(Direction) In the entries below, find every line holding the string "receive" and collect it.

▼▼▼

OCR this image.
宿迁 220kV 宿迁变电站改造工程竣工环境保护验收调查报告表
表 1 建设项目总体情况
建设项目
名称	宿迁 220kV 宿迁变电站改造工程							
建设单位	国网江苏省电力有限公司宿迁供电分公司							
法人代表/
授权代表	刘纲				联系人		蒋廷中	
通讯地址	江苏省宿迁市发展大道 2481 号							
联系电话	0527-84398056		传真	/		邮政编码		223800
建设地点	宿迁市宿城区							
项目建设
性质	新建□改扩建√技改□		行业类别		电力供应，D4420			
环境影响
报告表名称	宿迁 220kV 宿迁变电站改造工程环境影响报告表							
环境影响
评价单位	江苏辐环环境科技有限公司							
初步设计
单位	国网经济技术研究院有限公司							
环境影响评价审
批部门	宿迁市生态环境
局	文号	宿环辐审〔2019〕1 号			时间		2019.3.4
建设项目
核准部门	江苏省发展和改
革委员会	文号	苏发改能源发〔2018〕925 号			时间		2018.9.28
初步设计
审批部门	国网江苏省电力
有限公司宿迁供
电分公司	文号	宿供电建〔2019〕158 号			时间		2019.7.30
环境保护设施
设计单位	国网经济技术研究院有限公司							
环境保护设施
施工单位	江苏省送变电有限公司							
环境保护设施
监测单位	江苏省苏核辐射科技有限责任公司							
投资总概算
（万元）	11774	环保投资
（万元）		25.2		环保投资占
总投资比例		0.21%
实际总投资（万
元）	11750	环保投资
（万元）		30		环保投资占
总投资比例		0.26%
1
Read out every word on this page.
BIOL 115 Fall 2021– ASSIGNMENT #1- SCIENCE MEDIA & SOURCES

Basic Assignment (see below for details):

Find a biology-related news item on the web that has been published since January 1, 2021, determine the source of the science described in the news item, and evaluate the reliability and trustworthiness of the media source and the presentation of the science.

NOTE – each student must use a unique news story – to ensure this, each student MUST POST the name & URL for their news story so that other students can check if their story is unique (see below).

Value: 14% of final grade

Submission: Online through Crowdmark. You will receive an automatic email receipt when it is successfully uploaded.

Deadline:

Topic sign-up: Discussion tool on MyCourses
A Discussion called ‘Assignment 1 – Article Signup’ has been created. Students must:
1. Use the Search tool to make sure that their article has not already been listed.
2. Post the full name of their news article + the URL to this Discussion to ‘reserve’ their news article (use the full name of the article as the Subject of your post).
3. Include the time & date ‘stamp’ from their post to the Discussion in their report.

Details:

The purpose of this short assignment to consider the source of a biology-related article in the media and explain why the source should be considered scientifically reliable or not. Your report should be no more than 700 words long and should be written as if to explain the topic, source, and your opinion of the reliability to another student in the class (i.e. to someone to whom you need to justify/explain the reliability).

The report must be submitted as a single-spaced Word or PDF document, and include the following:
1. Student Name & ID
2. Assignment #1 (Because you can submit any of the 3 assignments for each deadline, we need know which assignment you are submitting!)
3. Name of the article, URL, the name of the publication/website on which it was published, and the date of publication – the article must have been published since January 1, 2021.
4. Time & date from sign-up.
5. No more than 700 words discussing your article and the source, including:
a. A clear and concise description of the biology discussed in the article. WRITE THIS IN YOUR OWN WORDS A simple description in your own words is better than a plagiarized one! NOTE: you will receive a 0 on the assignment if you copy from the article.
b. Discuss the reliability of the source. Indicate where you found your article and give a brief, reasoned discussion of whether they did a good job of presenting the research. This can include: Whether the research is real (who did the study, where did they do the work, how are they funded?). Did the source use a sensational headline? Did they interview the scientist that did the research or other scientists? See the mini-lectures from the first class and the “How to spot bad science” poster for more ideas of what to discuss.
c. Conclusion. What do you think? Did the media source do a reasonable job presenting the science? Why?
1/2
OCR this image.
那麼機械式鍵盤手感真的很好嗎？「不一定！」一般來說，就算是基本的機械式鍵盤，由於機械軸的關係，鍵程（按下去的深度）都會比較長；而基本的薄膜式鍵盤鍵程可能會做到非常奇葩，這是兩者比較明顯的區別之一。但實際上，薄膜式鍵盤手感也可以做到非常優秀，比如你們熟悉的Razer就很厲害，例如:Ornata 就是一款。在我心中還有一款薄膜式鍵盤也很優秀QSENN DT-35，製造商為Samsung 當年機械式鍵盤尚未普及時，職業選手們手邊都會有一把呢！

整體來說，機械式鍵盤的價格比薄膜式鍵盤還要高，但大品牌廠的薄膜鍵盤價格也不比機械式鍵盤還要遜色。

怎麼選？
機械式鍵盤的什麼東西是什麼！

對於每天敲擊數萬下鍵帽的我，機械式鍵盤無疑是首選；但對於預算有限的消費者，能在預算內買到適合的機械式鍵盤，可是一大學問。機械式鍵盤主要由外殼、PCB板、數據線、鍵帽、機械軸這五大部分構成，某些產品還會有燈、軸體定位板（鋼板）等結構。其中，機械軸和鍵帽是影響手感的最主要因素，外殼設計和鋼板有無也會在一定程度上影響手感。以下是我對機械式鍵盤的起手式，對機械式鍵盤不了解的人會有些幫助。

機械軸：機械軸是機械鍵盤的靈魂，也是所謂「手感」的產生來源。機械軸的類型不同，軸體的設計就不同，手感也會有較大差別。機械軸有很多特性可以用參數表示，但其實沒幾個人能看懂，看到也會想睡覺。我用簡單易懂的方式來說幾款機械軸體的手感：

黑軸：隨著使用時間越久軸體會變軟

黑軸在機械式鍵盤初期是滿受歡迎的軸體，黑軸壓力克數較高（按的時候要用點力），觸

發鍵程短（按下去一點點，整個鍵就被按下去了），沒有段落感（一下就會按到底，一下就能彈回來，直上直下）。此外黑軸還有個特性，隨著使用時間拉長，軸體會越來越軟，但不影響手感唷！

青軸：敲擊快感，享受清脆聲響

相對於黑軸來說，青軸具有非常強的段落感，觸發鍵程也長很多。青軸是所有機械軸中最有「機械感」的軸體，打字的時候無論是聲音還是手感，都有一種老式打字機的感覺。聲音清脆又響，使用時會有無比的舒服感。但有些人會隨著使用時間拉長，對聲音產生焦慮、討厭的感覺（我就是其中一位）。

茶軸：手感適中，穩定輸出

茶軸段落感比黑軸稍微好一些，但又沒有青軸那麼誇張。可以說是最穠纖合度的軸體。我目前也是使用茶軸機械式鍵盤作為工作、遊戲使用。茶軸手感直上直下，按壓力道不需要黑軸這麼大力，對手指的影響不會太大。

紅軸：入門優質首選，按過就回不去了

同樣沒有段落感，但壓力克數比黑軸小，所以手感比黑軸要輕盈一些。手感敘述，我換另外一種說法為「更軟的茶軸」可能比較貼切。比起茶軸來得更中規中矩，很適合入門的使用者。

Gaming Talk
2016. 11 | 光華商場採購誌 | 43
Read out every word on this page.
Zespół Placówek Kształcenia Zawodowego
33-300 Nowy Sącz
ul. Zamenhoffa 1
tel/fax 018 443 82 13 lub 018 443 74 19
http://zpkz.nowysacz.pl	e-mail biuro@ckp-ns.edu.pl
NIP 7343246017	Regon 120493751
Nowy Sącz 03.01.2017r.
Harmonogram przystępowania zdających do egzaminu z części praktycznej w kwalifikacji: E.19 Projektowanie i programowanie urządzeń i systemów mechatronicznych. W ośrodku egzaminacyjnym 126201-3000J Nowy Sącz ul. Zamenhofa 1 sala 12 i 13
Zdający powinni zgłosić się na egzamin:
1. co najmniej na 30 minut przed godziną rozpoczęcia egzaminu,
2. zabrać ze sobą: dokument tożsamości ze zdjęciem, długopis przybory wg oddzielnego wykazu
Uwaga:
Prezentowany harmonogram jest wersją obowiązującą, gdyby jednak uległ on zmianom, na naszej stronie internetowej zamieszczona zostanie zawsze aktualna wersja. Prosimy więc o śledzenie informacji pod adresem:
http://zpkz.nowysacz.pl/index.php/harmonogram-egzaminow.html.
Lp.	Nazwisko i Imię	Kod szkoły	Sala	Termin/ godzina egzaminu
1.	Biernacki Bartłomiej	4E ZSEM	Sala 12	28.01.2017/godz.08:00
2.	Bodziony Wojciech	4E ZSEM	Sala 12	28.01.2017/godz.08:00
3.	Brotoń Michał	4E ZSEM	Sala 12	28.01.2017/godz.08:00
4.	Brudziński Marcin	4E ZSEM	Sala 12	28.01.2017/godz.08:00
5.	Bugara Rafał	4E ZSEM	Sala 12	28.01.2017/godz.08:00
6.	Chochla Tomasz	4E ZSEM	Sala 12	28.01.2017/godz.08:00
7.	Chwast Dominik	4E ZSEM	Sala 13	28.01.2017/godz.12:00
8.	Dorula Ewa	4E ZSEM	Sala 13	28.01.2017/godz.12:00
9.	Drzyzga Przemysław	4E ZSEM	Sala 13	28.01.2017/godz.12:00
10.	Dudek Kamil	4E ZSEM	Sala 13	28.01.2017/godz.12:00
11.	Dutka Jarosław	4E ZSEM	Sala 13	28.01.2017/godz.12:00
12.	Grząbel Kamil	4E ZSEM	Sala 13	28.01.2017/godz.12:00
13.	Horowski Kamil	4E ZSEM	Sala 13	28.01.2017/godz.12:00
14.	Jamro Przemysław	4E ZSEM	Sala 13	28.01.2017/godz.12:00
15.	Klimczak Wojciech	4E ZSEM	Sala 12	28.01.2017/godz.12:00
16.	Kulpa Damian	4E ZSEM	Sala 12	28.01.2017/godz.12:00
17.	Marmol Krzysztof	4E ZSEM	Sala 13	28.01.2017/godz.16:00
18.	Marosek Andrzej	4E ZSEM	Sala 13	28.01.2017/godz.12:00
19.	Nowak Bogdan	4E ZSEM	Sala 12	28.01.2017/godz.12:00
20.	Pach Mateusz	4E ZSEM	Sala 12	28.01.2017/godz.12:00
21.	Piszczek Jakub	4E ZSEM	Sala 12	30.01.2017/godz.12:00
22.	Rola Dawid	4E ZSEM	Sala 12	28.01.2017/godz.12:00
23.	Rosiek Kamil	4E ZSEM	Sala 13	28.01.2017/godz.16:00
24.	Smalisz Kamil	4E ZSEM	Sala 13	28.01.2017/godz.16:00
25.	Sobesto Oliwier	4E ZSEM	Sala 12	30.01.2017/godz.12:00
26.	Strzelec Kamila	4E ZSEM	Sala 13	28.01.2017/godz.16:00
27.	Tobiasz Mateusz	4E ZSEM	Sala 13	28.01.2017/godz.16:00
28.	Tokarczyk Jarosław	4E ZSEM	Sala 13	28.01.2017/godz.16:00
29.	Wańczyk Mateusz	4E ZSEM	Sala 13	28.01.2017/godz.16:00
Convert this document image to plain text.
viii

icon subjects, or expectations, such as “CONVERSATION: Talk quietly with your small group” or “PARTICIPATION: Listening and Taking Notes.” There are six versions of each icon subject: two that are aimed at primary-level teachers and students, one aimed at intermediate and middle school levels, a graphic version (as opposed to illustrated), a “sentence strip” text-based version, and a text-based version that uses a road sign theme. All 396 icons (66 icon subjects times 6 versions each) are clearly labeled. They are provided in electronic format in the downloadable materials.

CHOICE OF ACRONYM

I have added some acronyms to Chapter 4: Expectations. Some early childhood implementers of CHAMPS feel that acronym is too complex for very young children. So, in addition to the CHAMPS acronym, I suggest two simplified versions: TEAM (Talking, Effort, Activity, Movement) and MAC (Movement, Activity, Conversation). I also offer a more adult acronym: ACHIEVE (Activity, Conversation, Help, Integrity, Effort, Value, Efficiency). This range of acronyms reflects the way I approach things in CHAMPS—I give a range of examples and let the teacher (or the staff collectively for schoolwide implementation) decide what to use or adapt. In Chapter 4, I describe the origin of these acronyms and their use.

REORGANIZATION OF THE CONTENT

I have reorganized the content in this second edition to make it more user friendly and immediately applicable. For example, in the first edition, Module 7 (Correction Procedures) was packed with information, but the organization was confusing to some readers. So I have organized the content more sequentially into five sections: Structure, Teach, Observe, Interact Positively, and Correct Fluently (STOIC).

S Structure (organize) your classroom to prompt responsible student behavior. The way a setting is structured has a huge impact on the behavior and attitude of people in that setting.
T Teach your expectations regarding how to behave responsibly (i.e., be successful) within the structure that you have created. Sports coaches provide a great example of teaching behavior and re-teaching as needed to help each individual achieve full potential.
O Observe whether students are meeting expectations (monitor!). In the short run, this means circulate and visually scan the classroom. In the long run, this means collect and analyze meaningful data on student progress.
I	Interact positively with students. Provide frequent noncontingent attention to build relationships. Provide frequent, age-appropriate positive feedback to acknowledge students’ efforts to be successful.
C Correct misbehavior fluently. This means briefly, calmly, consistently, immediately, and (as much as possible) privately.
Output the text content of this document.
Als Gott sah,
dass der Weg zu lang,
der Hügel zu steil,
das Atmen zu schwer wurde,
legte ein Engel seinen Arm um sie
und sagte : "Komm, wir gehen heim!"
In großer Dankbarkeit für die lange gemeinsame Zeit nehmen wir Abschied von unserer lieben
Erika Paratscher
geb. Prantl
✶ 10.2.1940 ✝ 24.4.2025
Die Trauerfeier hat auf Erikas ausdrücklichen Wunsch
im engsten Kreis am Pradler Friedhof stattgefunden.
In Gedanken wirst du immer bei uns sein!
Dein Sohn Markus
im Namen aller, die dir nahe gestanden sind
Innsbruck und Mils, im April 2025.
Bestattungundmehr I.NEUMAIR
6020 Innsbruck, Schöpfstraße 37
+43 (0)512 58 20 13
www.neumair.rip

▲▲▲

(Worked solution)
Submission: Online through Crowdmark. You will receive an automatic email receipt when it is successfully uploaded.
a. A clear and concise description of the biology discussed in the article. WRITE THIS IN YOUR OWN WORDS A simple description in your own words is better than a plagiarized one! NOTE: you will receive a 0 on the assignment if you copy from the article.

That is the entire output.